# DOCUMENT SECTION:

THE UNIVERSE Cameron Carpenter probably won’t fulfill your typical expectations about organists; he styles his hair in a mohawk and the music he plays is far from the traditional heavenly sounds coming out of the grand church instruments.

Unlike most people, Carpenter’s introduction to the organ was not in a church but on the pages of an encyclopedia, where the then four- year-old was fascinated by all of the mechanics.

“There was a certain mystique about it,” he said.

And then there’s the size – the instrument exists outside of scale, Carpenter said. And, naturally, being a child, the effect of its size was even more impressive.

It was only later that he discovered that the organ had by then become associated with religion, particularly Christianity, something he now finds as somewhat oxymoronic; the organ, and the engineering that goes into its creation is the embodiment of science and reason.

The organ actually predates Christianity by a few millennia and has its roots in ancient Greece as an instrument of spectacle, entertainment and war.

He did, though, study the instrument and the classical music associated with it. The gifted Juilliard grad was actually the first organist ever nominated for a GRAMMY Award for a solo album.

Carpenter even plays on an organ of his own custom design - the International Touring Organ, built by Marshall & Ogletree. This digital organ is designed not to imitate the classical pipe organ but to be an instrument in its own right.

The classical organ is a product of science and discovery. Carpenter said his instrument continues that tradition of innovation rather than simply replicating the machines of the 18th century.

# JOB:
Write what comes next in the article on organist Cameron Carpenter, starting after its final sentence.

(Element box records)
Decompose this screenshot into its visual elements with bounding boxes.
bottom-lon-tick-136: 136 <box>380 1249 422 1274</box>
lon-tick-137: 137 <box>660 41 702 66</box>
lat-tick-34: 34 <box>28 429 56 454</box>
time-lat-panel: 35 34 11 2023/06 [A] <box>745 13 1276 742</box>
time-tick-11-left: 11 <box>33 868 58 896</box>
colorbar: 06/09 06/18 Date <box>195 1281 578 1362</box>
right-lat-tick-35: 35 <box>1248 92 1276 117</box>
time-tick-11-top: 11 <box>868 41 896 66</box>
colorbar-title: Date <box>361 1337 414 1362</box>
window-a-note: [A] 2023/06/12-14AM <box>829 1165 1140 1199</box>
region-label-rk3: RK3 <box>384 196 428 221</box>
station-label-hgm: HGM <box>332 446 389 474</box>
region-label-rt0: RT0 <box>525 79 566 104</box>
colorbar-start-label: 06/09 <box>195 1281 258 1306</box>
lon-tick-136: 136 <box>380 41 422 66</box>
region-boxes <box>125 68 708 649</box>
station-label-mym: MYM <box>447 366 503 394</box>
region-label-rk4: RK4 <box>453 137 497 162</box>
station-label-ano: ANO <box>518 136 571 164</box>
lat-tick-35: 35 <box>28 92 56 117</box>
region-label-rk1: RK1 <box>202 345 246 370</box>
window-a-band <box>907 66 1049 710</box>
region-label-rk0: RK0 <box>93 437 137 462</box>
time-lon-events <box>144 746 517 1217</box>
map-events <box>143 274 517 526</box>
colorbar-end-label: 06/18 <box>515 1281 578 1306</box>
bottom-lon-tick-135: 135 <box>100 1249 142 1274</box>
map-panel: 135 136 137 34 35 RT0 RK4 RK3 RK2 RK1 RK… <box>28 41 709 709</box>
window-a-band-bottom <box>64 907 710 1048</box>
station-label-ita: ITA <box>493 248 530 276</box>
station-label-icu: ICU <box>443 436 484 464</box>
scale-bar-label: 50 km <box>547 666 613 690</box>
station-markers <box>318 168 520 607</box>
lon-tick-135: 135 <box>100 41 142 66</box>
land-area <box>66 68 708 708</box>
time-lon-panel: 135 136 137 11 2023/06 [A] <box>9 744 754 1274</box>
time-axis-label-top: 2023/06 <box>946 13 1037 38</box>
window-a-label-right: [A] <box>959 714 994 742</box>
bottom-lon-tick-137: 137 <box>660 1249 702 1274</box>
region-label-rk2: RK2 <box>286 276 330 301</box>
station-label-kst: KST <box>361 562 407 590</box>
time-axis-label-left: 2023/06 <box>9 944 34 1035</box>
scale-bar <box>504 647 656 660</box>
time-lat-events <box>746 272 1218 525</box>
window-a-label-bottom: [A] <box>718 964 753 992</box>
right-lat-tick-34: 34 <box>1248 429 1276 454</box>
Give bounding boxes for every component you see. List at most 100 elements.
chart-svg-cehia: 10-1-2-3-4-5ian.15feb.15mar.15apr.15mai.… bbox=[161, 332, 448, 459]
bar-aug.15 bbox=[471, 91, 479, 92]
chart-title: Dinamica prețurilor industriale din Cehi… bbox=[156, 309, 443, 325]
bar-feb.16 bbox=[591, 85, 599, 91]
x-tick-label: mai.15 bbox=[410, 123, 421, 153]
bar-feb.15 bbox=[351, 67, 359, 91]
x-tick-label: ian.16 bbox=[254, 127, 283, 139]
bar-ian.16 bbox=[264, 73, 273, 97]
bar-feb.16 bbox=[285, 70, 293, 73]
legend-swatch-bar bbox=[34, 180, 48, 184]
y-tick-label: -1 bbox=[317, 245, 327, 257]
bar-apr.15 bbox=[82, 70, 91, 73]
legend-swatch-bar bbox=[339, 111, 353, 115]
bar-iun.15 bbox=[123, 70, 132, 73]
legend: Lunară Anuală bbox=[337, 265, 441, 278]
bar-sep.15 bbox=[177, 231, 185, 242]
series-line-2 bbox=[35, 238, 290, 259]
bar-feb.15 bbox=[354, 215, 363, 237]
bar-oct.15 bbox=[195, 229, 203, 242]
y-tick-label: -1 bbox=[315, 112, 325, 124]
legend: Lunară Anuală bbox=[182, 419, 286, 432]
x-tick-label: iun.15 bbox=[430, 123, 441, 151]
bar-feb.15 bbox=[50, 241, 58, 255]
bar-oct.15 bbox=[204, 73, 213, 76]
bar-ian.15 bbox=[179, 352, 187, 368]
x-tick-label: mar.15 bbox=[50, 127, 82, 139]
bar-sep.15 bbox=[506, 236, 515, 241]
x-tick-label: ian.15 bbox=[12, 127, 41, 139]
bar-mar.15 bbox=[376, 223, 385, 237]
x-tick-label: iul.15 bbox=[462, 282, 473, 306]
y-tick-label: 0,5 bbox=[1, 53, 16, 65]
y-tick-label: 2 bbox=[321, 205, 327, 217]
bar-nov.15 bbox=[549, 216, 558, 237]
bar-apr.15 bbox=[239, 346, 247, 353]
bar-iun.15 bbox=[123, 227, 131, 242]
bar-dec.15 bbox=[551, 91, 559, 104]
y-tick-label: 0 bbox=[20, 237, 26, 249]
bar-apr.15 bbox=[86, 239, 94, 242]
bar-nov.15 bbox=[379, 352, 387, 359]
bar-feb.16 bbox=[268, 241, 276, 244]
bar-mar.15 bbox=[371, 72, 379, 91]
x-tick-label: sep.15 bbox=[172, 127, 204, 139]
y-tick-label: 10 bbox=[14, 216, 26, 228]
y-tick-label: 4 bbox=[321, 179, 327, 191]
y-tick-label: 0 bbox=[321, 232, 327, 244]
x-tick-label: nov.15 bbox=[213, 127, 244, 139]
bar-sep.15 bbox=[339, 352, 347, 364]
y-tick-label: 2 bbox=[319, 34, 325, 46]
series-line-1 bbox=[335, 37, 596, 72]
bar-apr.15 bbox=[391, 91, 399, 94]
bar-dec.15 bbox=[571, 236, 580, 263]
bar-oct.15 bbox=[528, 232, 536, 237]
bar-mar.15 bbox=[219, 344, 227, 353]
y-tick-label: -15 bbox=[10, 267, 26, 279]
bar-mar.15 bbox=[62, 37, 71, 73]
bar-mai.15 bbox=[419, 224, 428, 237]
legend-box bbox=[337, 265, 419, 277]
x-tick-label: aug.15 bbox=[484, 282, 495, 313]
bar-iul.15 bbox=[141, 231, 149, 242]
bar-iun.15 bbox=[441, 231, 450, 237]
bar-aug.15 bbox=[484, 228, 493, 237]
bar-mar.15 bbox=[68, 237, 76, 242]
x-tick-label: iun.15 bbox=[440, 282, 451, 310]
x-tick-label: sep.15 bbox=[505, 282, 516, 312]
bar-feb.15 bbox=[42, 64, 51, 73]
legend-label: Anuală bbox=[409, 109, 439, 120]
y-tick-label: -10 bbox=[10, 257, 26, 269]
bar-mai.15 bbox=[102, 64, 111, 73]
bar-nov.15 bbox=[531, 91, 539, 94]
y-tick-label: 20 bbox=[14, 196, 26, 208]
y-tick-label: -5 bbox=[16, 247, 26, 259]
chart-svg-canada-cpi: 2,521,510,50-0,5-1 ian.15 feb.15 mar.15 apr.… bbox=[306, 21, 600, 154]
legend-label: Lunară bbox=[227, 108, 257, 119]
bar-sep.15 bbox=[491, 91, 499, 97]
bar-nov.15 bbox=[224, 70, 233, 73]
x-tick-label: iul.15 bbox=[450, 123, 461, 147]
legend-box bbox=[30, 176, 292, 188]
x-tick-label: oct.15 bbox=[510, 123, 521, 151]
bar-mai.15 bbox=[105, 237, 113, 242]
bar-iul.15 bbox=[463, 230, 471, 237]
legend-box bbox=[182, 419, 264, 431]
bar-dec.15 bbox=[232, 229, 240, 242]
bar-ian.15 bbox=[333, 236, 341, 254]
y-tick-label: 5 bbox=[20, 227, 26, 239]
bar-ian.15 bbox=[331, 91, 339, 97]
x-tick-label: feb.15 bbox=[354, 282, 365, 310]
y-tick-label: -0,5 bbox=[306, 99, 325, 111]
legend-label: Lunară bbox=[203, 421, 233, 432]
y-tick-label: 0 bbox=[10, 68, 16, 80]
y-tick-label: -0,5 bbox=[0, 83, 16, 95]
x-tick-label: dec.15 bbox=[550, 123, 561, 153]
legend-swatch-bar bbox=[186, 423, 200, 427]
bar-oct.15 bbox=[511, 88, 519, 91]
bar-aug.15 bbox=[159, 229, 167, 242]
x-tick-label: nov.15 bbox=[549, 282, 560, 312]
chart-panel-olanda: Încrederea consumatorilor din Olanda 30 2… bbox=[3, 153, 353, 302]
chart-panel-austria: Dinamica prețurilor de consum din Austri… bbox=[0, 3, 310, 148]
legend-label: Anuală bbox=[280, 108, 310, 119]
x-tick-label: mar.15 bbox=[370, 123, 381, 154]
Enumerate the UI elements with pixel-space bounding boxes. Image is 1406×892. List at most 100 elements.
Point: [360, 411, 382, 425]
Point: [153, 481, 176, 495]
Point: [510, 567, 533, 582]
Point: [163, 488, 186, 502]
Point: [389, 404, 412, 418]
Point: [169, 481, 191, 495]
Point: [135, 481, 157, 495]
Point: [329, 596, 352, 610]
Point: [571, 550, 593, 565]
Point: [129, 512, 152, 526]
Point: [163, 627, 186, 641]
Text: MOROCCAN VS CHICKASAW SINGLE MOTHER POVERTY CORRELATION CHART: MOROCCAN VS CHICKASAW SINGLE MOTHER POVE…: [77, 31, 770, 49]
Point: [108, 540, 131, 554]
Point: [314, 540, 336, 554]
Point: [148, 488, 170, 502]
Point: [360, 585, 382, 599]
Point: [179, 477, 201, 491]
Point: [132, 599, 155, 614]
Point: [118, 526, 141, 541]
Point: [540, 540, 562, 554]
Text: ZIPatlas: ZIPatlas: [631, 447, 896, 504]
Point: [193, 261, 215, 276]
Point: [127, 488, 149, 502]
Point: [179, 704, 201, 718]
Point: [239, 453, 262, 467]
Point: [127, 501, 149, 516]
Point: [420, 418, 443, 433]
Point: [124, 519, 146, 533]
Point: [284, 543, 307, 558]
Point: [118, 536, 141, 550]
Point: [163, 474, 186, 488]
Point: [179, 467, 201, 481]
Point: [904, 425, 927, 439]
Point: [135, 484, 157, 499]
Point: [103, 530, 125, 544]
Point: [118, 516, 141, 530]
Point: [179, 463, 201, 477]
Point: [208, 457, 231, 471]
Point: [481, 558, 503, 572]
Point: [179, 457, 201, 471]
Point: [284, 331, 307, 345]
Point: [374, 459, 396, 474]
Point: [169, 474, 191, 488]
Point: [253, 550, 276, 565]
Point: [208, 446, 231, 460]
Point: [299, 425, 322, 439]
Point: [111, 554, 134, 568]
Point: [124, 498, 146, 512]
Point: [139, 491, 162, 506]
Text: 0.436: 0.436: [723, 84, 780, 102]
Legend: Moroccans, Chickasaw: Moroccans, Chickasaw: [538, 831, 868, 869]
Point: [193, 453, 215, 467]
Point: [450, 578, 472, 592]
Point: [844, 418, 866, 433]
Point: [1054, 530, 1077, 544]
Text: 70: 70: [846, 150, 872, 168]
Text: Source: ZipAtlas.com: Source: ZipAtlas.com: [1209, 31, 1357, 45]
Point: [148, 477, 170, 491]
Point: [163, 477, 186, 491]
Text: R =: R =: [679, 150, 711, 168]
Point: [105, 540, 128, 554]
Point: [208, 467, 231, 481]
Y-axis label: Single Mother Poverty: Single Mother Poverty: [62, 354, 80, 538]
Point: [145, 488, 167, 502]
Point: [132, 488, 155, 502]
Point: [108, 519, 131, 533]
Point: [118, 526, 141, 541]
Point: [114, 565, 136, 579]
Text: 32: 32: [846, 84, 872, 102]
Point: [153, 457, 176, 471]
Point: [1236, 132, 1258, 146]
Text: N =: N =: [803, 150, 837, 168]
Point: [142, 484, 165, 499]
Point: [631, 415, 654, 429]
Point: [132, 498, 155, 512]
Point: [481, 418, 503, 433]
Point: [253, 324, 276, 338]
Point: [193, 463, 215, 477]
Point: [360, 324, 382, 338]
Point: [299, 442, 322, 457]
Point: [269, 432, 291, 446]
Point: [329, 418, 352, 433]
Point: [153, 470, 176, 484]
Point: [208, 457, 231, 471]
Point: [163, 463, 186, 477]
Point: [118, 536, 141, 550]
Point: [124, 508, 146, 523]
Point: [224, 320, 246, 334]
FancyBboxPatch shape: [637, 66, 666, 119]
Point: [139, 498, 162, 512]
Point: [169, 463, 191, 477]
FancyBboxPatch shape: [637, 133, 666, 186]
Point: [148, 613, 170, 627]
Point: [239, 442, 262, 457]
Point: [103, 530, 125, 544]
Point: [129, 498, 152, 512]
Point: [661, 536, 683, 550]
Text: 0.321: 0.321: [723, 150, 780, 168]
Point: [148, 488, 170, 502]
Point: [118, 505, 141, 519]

# RESULT OF THIS EXERCISE:
At risk of sounding like a high school drama, Carpenter says the organ is an obscure instrument, eccentric and solitary. It’s not a collaborator.

“On its own, it’s a powerful instrument – an obvious choice of churches as the voice of God. But pair it with just one instrument or one soprano voice, and its power diminishes,” he said.

“It will immediately recede into the background,” he said.

With its range, its incredibly wide spectrum, the organ is a universe in itself, Carpenter said, noting it’s easy to see why film composer Hans Zimmer, whom he considers a personal friend, employed the instrument to such great effect in the movie Interstellar, where it was, in effect, the voice of the universe.

“He couldn’t have made a better choice,” he said.

His repertoire is perhaps the largest and most diverse of any organist. It ranges from the complete works of J. S. Bach and César Franck, to hundreds of transcriptions of non- organ works, original compositions and collaborations with jazz and pop artists. But Carpenter resists outlining the music he plans to play, saying music is a matter of live experience, not expectation. While listing composers’ names will give classical music fans a clear idea of what’s in store, it won’t mean a lot for the uninitiated, he said. Those are the people who are the hardest to please but also the most interesting to please. They’re also more numerous.

What the audience can expect, he said, is a highly engaging show with a lot of contrasting pieces.”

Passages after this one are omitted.